• What is required
Scan the records below. List lines holding "今期彩民买".

• Task data
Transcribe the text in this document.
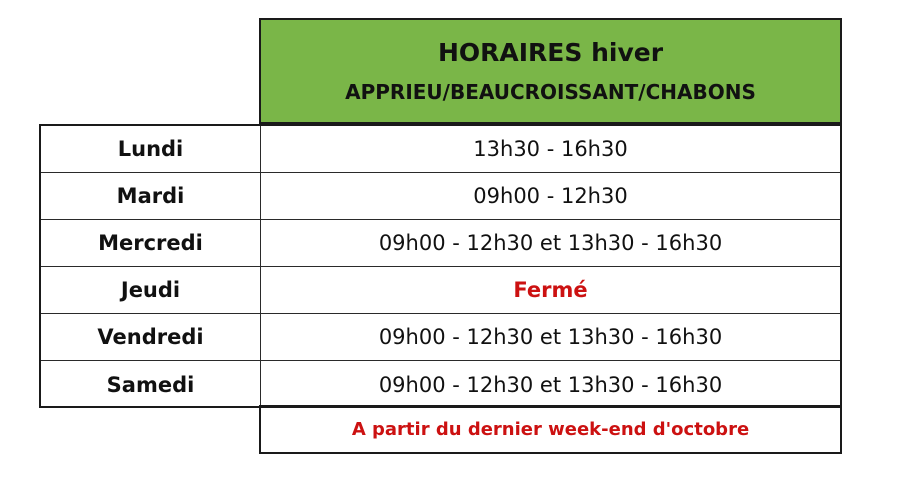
HORAIRES hiver
APPRIEU/BEAUCROISSANT/CHABONS
Lundi	13h30 - 16h30
Mardi	09h00 - 12h30
Mercredi	09h00 - 12h30 et 13h30 - 16h30
Jeudi	Fermé
Vendredi	09h00 - 12h30 et 13h30 - 16h30
Samedi	09h00 - 12h30 et 13h30 - 16h30
A partir du dernier week-end d'octobre
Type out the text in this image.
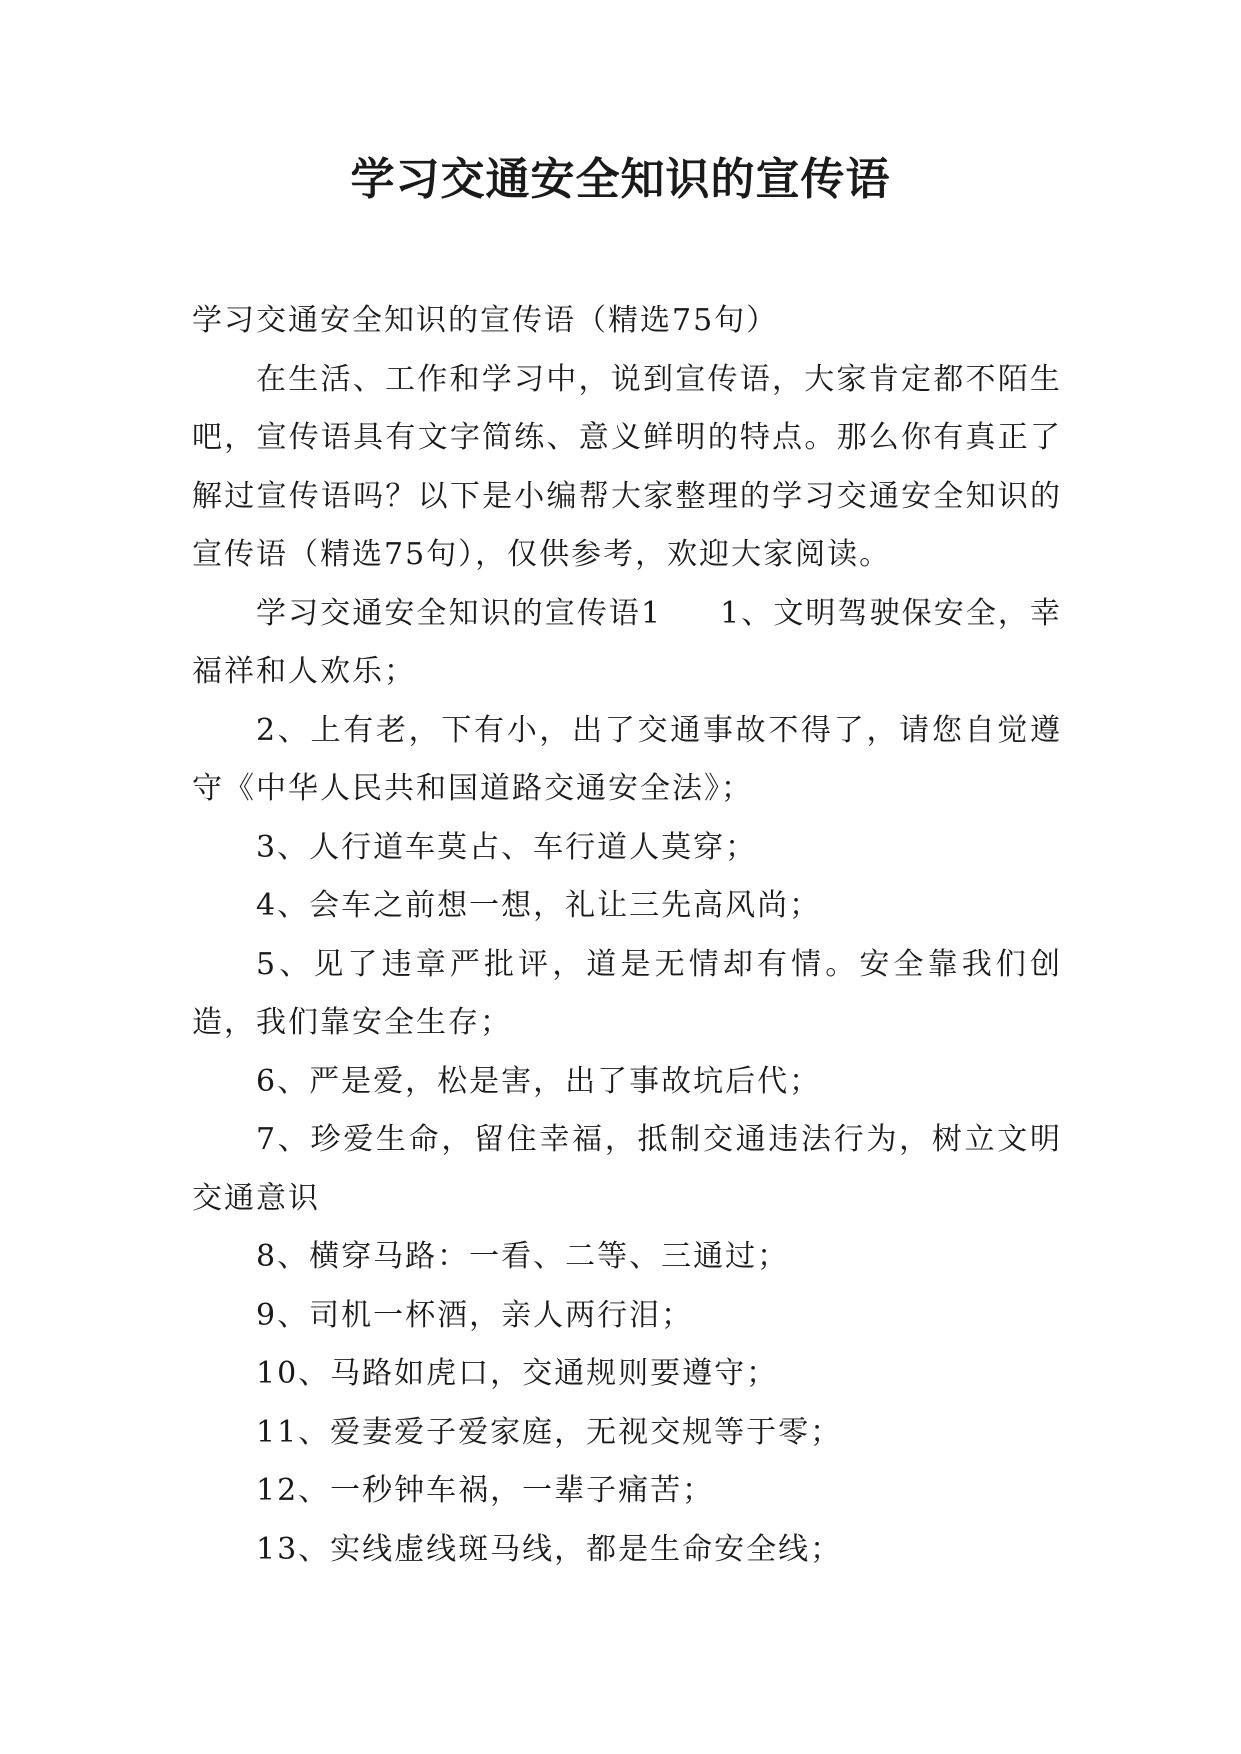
学习交通安全知识的宣传语

学习交通安全知识的宣传语（精选75句）

在生活、工作和学习中，说到宣传语，大家肯定都不陌生吧，宣传语具有文字简练、意义鲜明的特点。那么你有真正了解过宣传语吗？以下是小编帮大家整理的学习交通安全知识的宣传语（精选75句），仅供参考，欢迎大家阅读。

学习交通安全知识的宣传语1 1、文明驾驶保安全，幸福祥和人欢乐；

2、上有老，下有小，出了交通事故不得了，请您自觉遵守《中华人民共和国道路交通安全法》；

3、人行道车莫占、车行道人莫穿；

4、会车之前想一想，礼让三先高风尚；

5、见了违章严批评，道是无情却有情。安全靠我们创造，我们靠安全生存；

6、严是爱，松是害，出了事故坑后代；

7、珍爱生命，留住幸福，抵制交通违法行为，树立文明交通意识

8、横穿马路：一看、二等、三通过；

9、司机一杯酒，亲人两行泪；

10、马路如虎口，交通规则要遵守；

11、爱妻爱子爱家庭，无视交规等于零；

12、一秒钟车祸，一辈子痛苦；

13、实线虚线斑马线，都是生命安全线；
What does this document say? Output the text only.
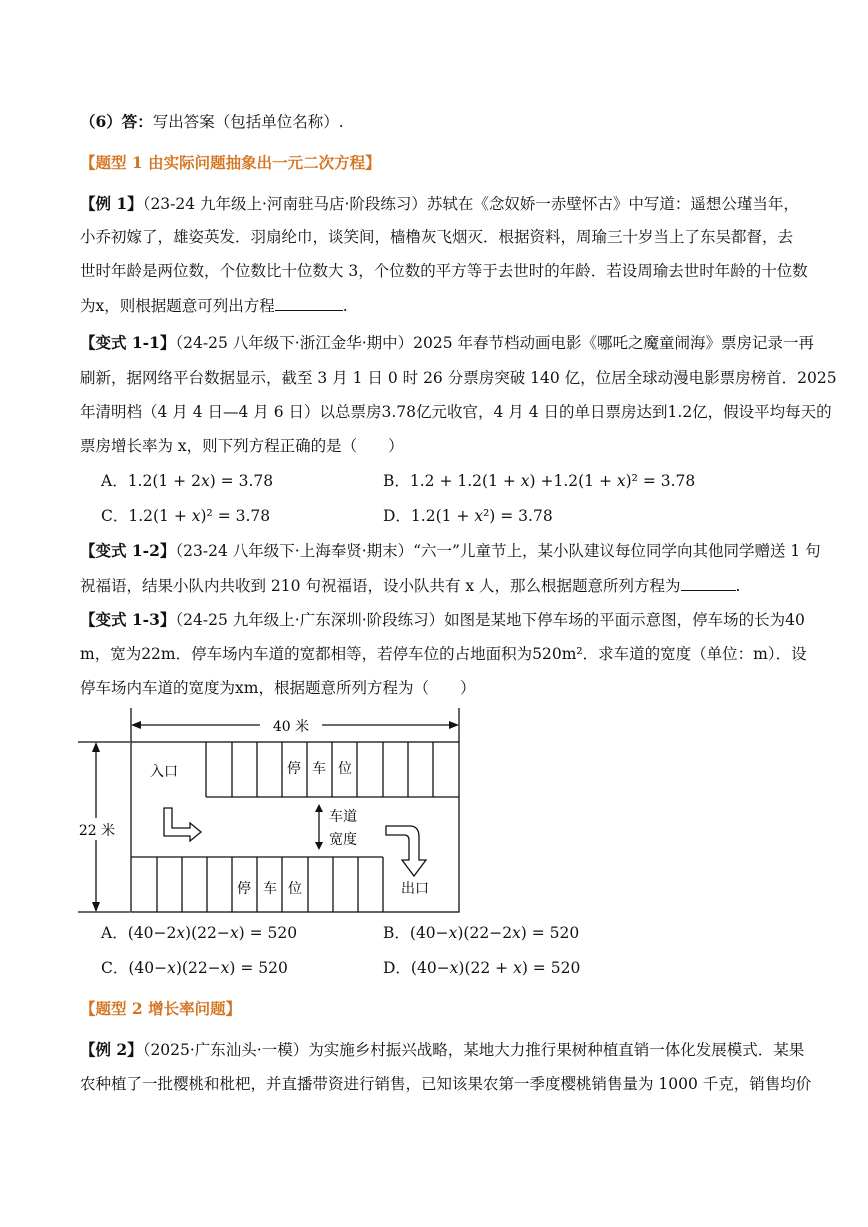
（6）答：写出答案（包括单位名称）.
【题型 1 由实际问题抽象出一元二次方程】
【例 1】（23-24 九年级上·河南驻马店·阶段练习）苏轼在《念奴娇一赤壁怀古》中写道：遥想公瑾当年，
小乔初嫁了，雄姿英发．羽扇纶巾，谈笑间，樯橹灰飞烟灭．根据资料，周瑜三十岁当上了东吴都督，去
世时年龄是两位数，个位数比十位数大 3，个位数的平方等于去世时的年龄．若设周瑜去世时年龄的十位数
为x，则根据题意可列出方程	.
【变式 1-1】（24-25 八年级下·浙江金华·期中）2025 年春节档动画电影《哪吒之魔童闹海》票房记录一再
刷新，据网络平台数据显示，截至 3 月 1 日 0 时 26 分票房突破 140 亿，位居全球动漫电影票房榜首．2025
年清明档（4 月 4 日—4 月 6 日）以总票房3.78亿元收官，4 月 4 日的单日票房达到1.2亿，假设平均每天的
票房增长率为 x，则下列方程正确的是（　　）
A．1.2(1 + 2𝑥) = 3.78	B．1.2 + 1.2(1 + 𝑥) +1.2(1 + 𝑥)² = 3.78
C．1.2(1 + 𝑥)² = 3.78	D．1.2(1 + 𝑥²) = 3.78
【变式 1-2】（23-24 八年级下·上海奉贤·期末）“六一”儿童节上，某小队建议每位同学向其他同学赠送 1 句
祝福语，结果小队内共收到 210 句祝福语，设小队共有 x 人，那么根据题意所列方程为	.
【变式 1-3】（24-25 九年级上·广东深圳·阶段练习）如图是某地下停车场的平面示意图，停车场的长为40
m，宽为22m．停车场内车道的宽都相等，若停车位的占地面积为520m²．求车道的宽度（单位：m）．设
停车场内车道的宽度为xm，根据题意所列方程为（　　）
40 米
22 米
入口
出口
车道
宽度
停 车 位
停 车 位
A．(40−2𝑥)(22−𝑥) = 520	B．(40−𝑥)(22−2𝑥) = 520
C．(40−𝑥)(22−𝑥) = 520	D．(40−𝑥)(22 + 𝑥) = 520
【题型 2 增长率问题】
【例 2】（2025·广东汕头·一模）为实施乡村振兴战略，某地大力推行果树种植直销一体化发展模式．某果
农种植了一批樱桃和枇杷，并直播带资进行销售，已知该果农第一季度樱桃销售量为 1000 千克，销售均价
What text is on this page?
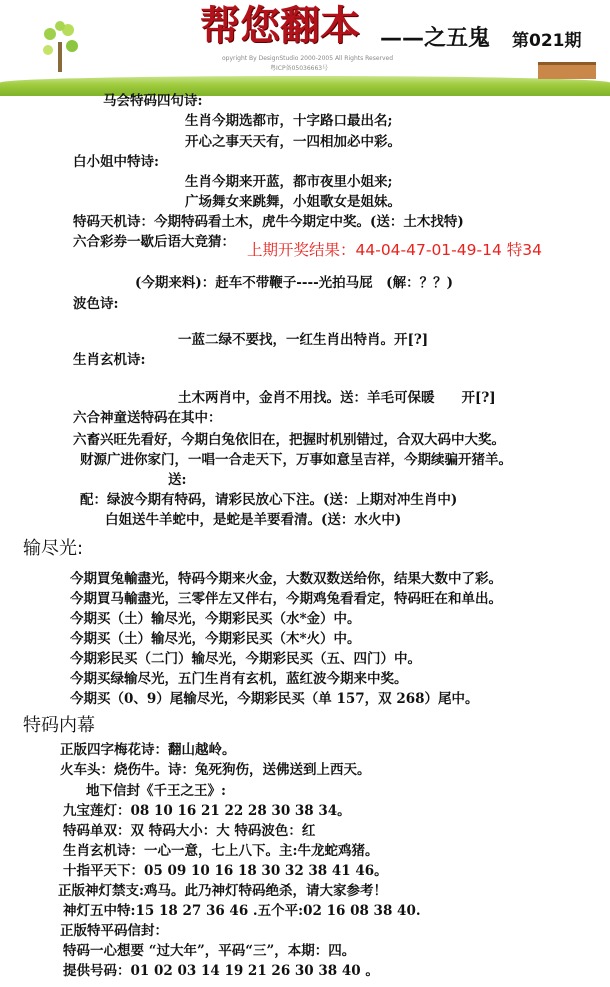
帮您翻本 ——之五鬼 第021期
opyright By DesignStudio 2000-2005 All Rights Reserved
粤ICP备05036663号
马会特码四句诗:
生肖今期选都市，十字路口最出名;
开心之事天天有，一四相加必中彩。
白小姐中特诗:
生肖今期来开蓝，都市夜里小姐来;
广场舞女来跳舞，小姐歌女是姐妹。
特码天机诗：今期特码看土木，虎牛今期定中奖。(送：土木找特)
六合彩券一歇后语大竞猜： 上期开奖结果：44-04-47-01-49-14 特34
(今期来料)：赶车不带鞭子----光拍马屁　(解：？？)
波色诗:
一蓝二绿不要找，一红生肖出特肖。开[?]
生肖玄机诗:
土木两肖中，金肖不用找。送：羊毛可保暖　　开[?]
六合神童送特码在其中：
六畜兴旺先看好，今期白兔依旧在，把握时机别错过，合双大码中大奖。
财源广进你家门，一唱一合走天下，万事如意呈吉祥，今期续骗开猪羊。
送:
配：绿波今期有特码，请彩民放心下注。(送：上期对冲生肖中)
白姐送牛羊蛇中，是蛇是羊要看清。(送：水火中)
输尽光:
今期買兔輸盡光，特码今期来火金，大数双数送给你，结果大数中了彩。
今期買马輸盡光，三零伴左又伴右，今期鸡兔看看定，特码旺在和单出。
今期买（土）输尽光，今期彩民买（水*金）中。
今期买（土）输尽光，今期彩民买（木*火）中。
今期彩民买（二门）输尽光，今期彩民买（五、四门）中。
今期买绿输尽光，五门生肖有玄机，蓝红波今期来中奖。
今期买（0、9）尾输尽光，今期彩民买（单 157，双 268）尾中。
特码内幕
正版四字梅花诗：翻山越岭。
火车头：烧伤牛。诗：兔死狗伤，送佛送到上西天。
地下信封《千王之王》:
九宝莲灯：08 10 16 21 22 28 30 38 34。
特码单双：双 特码大小：大 特码波色：红
生肖玄机诗：一心一意，七上八下。主:牛龙蛇鸡猪。
十指平天下：05 09 10 16 18 30 32 38 41 46。
正版神灯禁支:鸡马。此乃神灯特码绝杀，请大家参考！
神灯五中特:15 18 27 36 46 .五个平:02 16 08 38 40.
正版特平码信封：
特码一心想要 “过大年”，平码“三”，本期：四。
提供号码：01 02 03 14 19 21 26 30 38 40 。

• Written reply
今期买（土）输尽光，今期彩民买（水*金）中。
今期买（土）输尽光，今期彩民买（木*火）中。
今期彩民买（二门）输尽光，今期彩民买（五、四门）中。
今期买（0、9）尾输尽光，今期彩民买（单 157，双 268）尾中。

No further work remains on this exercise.